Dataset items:
-- Begin --

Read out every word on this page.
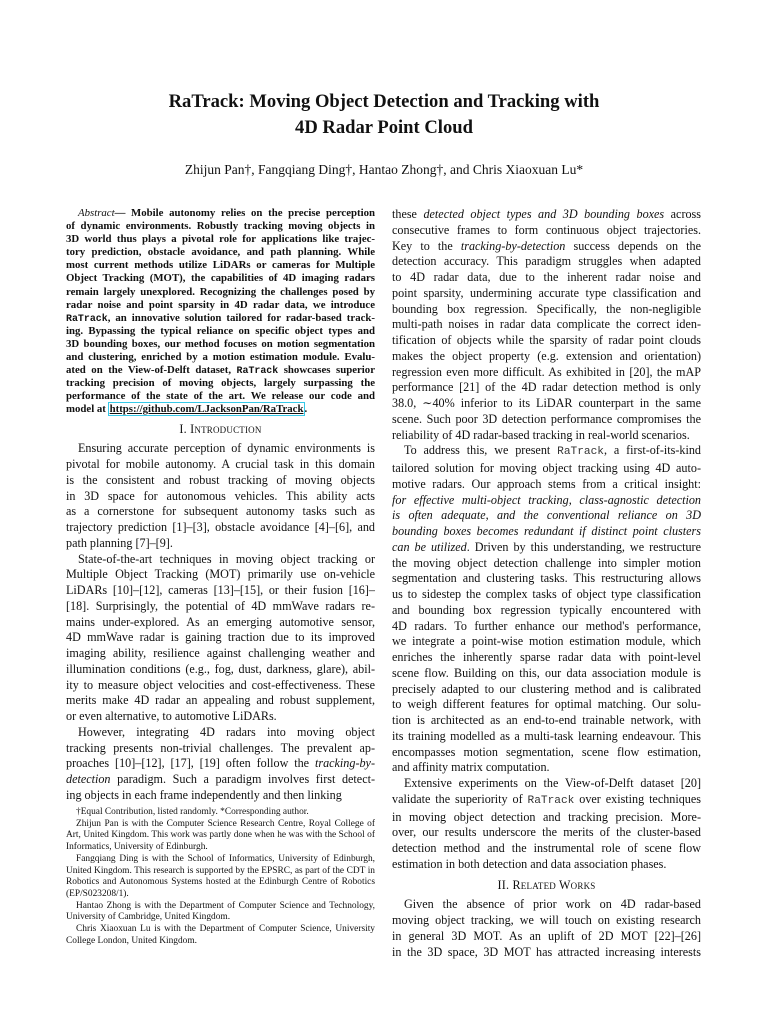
RaTrack: Moving Object Detection and Tracking with
4D Radar Point Cloud
Zhijun Pan†, Fangqiang Ding†, Hantao Zhong†, and Chris Xiaoxuan Lu*
Abstract— Mobile autonomy relies on the precise perception
of dynamic environments. Robustly tracking moving objects in
3D world thus plays a pivotal role for applications like trajec-
tory prediction, obstacle avoidance, and path planning. While
most current methods utilize LiDARs or cameras for Multiple
Object Tracking (MOT), the capabilities of 4D imaging radars
remain largely unexplored. Recognizing the challenges posed by
radar noise and point sparsity in 4D radar data, we introduce
RaTrack, an innovative solution tailored for radar-based track-
ing. Bypassing the typical reliance on specific object types and
3D bounding boxes, our method focuses on motion segmentation
and clustering, enriched by a motion estimation module. Evalu-
ated on the View-of-Delft dataset, RaTrack showcases superior
tracking precision of moving objects, largely surpassing the
performance of the state of the art. We release our code and
model at https://github.com/LJacksonPan/RaTrack.
I. Introduction
Ensuring accurate perception of dynamic environments is
pivotal for mobile autonomy. A crucial task in this domain
is the consistent and robust tracking of moving objects
in 3D space for autonomous vehicles. This ability acts
as a cornerstone for subsequent autonomy tasks such as
trajectory prediction [1]–[3], obstacle avoidance [4]–[6], and
path planning [7]–[9].
State-of-the-art techniques in moving object tracking or
Multiple Object Tracking (MOT) primarily use on-vehicle
LiDARs [10]–[12], cameras [13]–[15], or their fusion [16]–
[18]. Surprisingly, the potential of 4D mmWave radars re-
mains under-explored. As an emerging automotive sensor,
4D mmWave radar is gaining traction due to its improved
imaging ability, resilience against challenging weather and
illumination conditions (e.g., fog, dust, darkness, glare), abil-
ity to measure object velocities and cost-effectiveness. These
merits make 4D radar an appealing and robust supplement,
or even alternative, to automotive LiDARs.
However, integrating 4D radars into moving object
tracking presents non-trivial challenges. The prevalent ap-
proaches [10]–[12], [17], [19] often follow the tracking-by-
detection paradigm. Such a paradigm involves first detect-
ing objects in each frame independently and then linking
†Equal Contribution, listed randomly. *Corresponding author.
Zhijun Pan is with the Computer Science Research Centre, Royal College of Art, United Kingdom. This work was partly done when he was with the School of Informatics, University of Edinburgh.
Fangqiang Ding is with the School of Informatics, University of Edinburgh, United Kingdom. This research is supported by the EPSRC, as part of the CDT in Robotics and Autonomous Systems hosted at the Edinburgh Centre of Robotics (EP/S023208/1).
Hantao Zhong is with the Department of Computer Science and Technology, University of Cambridge, United Kingdom.
Chris Xiaoxuan Lu is with the Department of Computer Science, University College London, United Kingdom.
these detected object types and 3D bounding boxes across
consecutive frames to form continuous object trajectories.
Key to the tracking-by-detection success depends on the
detection accuracy. This paradigm struggles when adapted
to 4D radar data, due to the inherent radar noise and
point sparsity, undermining accurate type classification and
bounding box regression. Specifically, the non-negligible
multi-path noises in radar data complicate the correct iden-
tification of objects while the sparsity of radar point clouds
makes the object property (e.g. extension and orientation)
regression even more difficult. As exhibited in [20], the mAP
performance [21] of the 4D radar detection method is only
38.0, ∼40% inferior to its LiDAR counterpart in the same
scene. Such poor 3D detection performance compromises the
reliability of 4D radar-based tracking in real-world scenarios.
To address this, we present RaTrack, a first-of-its-kind
tailored solution for moving object tracking using 4D auto-
motive radars. Our approach stems from a critical insight:
for effective multi-object tracking, class-agnostic detection
is often adequate, and the conventional reliance on 3D
bounding boxes becomes redundant if distinct point clusters
can be utilized. Driven by this understanding, we restructure
the moving object detection challenge into simpler motion
segmentation and clustering tasks. This restructuring allows
us to sidestep the complex tasks of object type classification
and bounding box regression typically encountered with
4D radars. To further enhance our method's performance,
we integrate a point-wise motion estimation module, which
enriches the inherently sparse radar data with point-level
scene flow. Building on this, our data association module is
precisely adapted to our clustering method and is calibrated
to weigh different features for optimal matching. Our solu-
tion is architected as an end-to-end trainable network, with
its training modelled as a multi-task learning endeavour. This
encompasses motion segmentation, scene flow estimation,
and affinity matrix computation.
Extensive experiments on the View-of-Delft dataset [20]
validate the superiority of RaTrack over existing techniques
in moving object detection and tracking precision. More-
over, our results underscore the merits of the cluster-based
detection method and the instrumental role of scene flow
estimation in both detection and data association phases.
II. Related Works
Given the absence of prior work on 4D radar-based
moving object tracking, we will touch on existing research
in general 3D MOT. As an uplift of 2D MOT [22]–[26]
in the 3D space, 3D MOT has attracted increasing interests
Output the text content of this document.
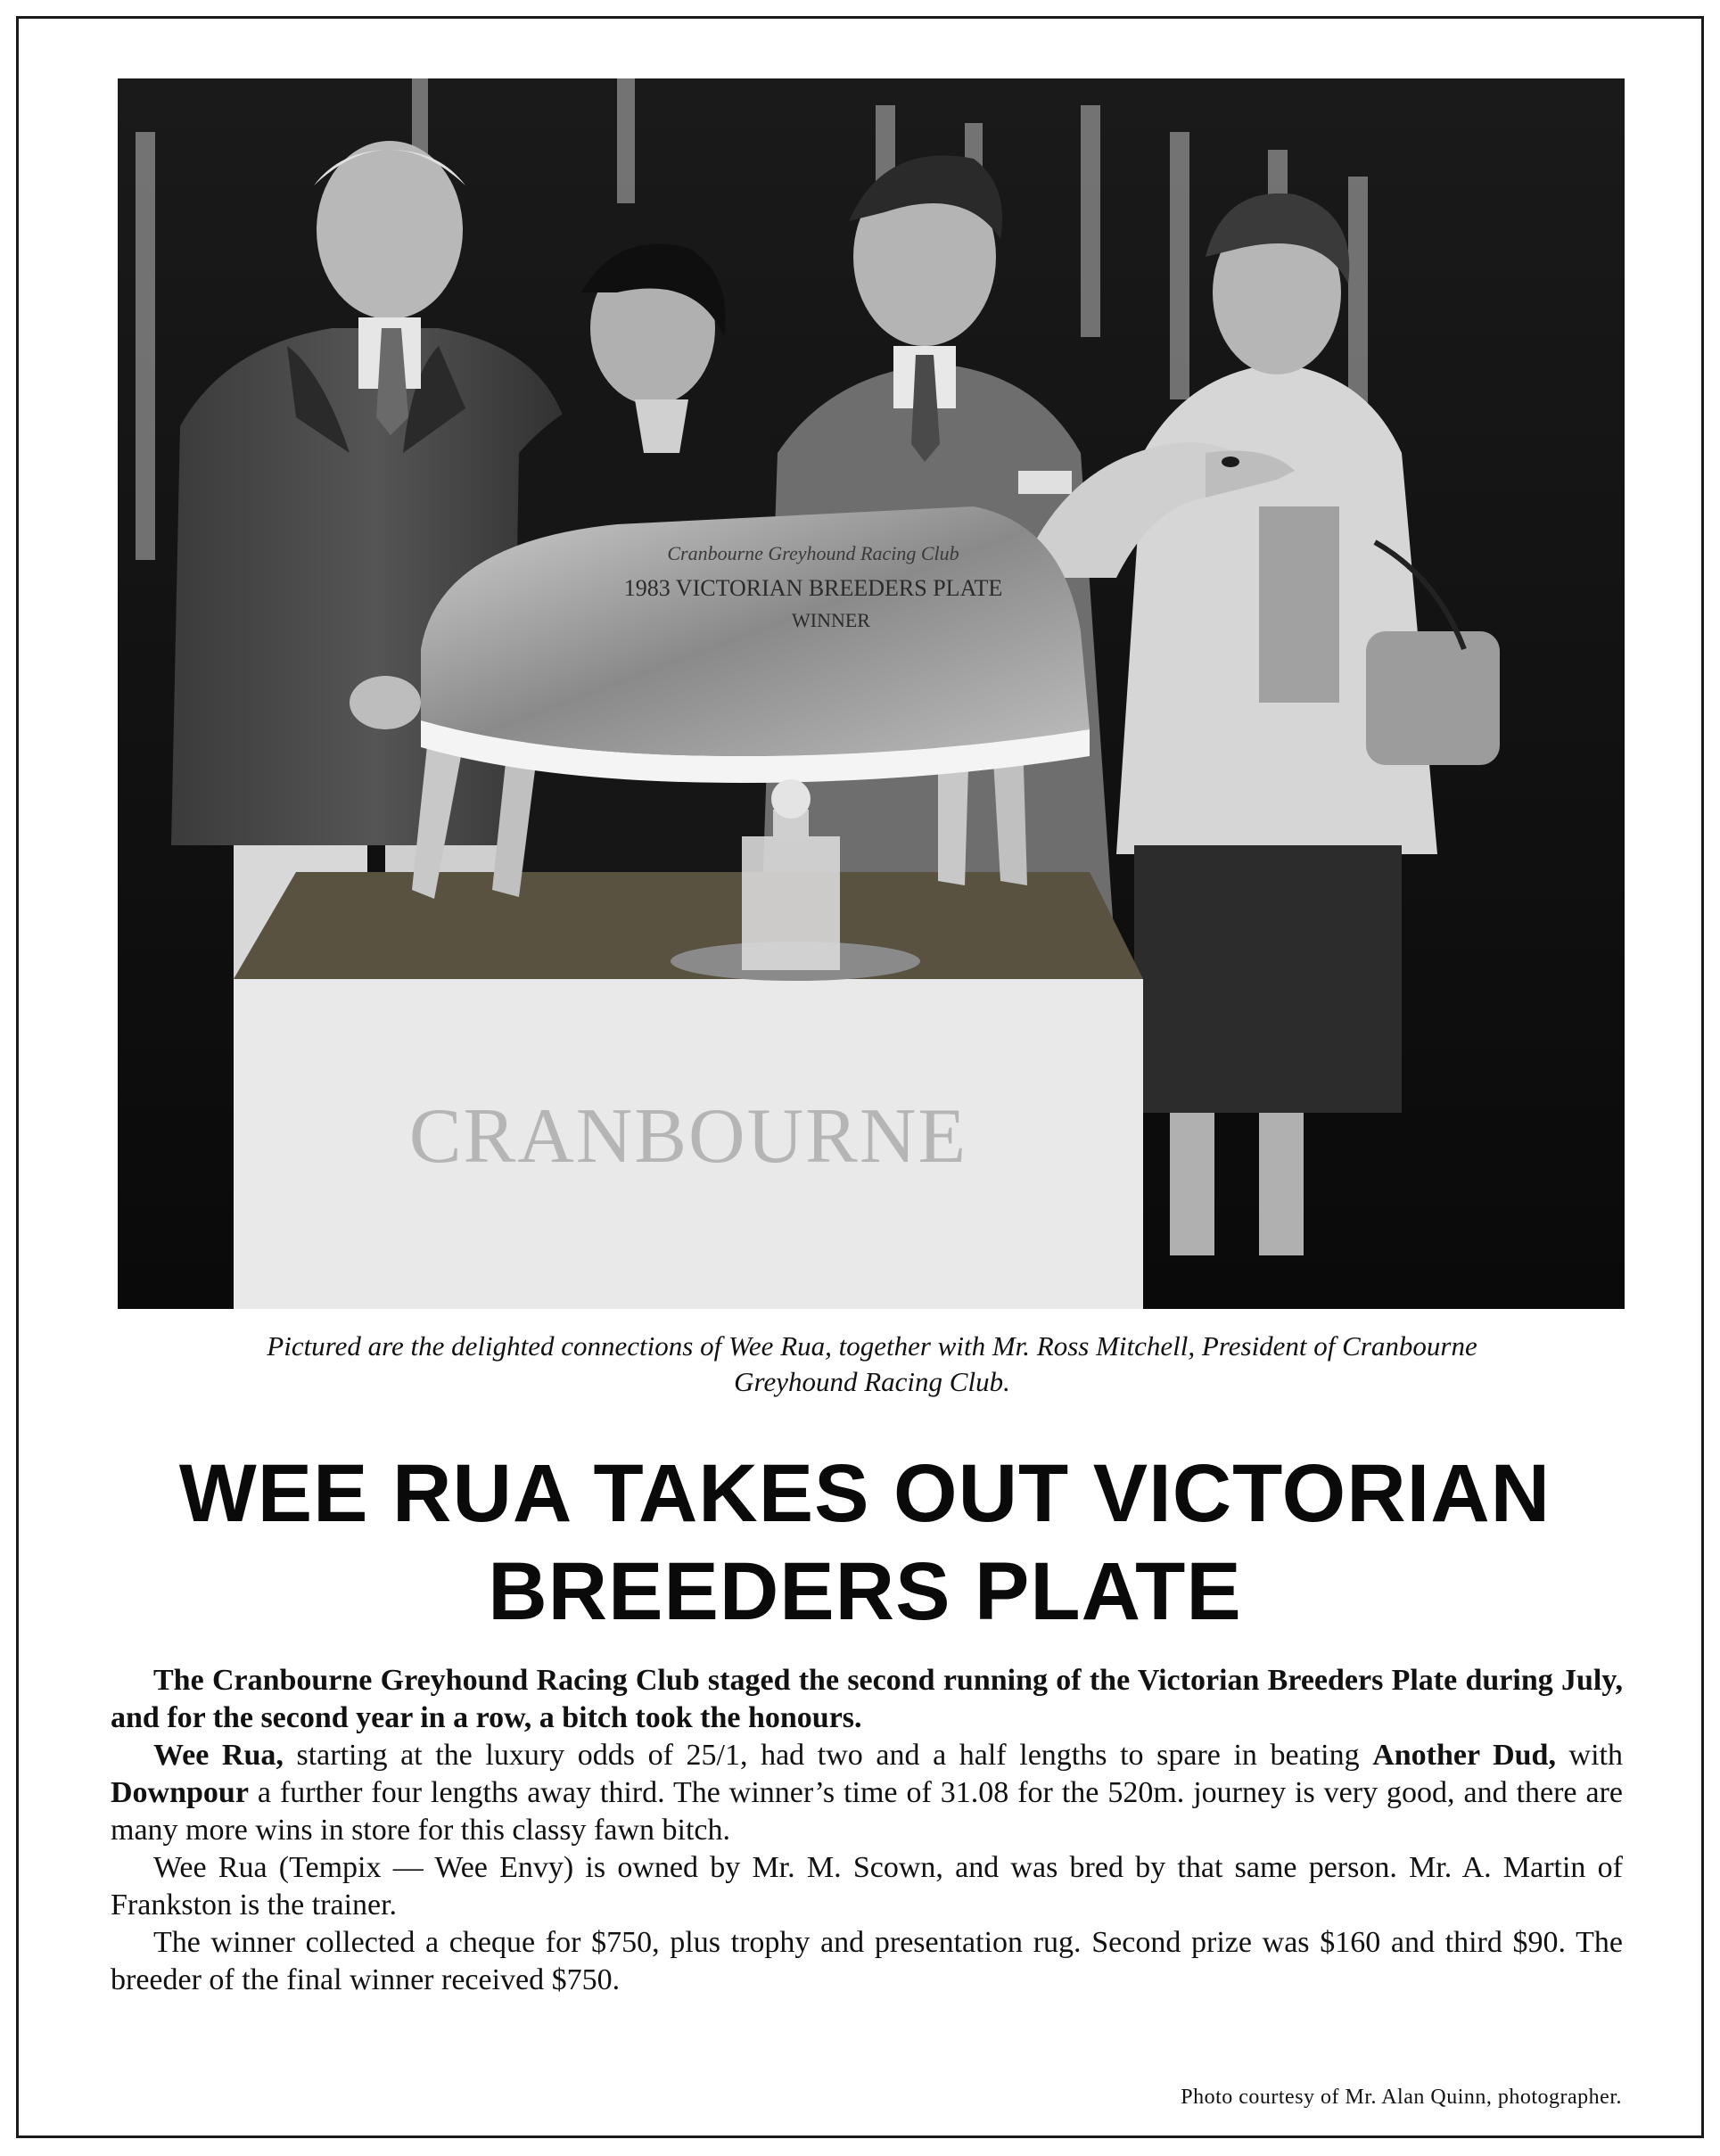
CRANBOURNE
Cranbourne Greyhound Racing Club
1983 VICTORIAN BREEDERS PLATE
WINNER
Pictured are the delighted connections of Wee Rua, together with Mr. Ross Mitchell, President of Cranbourne
Greyhound Racing Club.
WEE RUA TAKES OUT VICTORIAN
BREEDERS PLATE

The Cranbourne Greyhound Racing Club staged the second running of the Victorian Breeders Plate during July, and for the second year in a row, a bitch took the honours.

Wee Rua, starting at the luxury odds of 25/1, had two and a half lengths to spare in beating Another Dud, with Downpour a further four lengths away third. The winner’s time of 31.08 for the 520m. journey is very good, and there are many more wins in store for this classy fawn bitch.

Wee Rua (Tempix — Wee Envy) is owned by Mr. M. Scown, and was bred by that same person. Mr. A. Martin of Frankston is the trainer.

The winner collected a cheque for $750, plus trophy and presentation rug. Second prize was $160 and third $90. The breeder of the final winner received $750.

Photo courtesy of Mr. Alan Quinn, photographer.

-- End --

### What the exercise asks
Report only the number of lines in the listing that contain the word "solution".

### Task response
2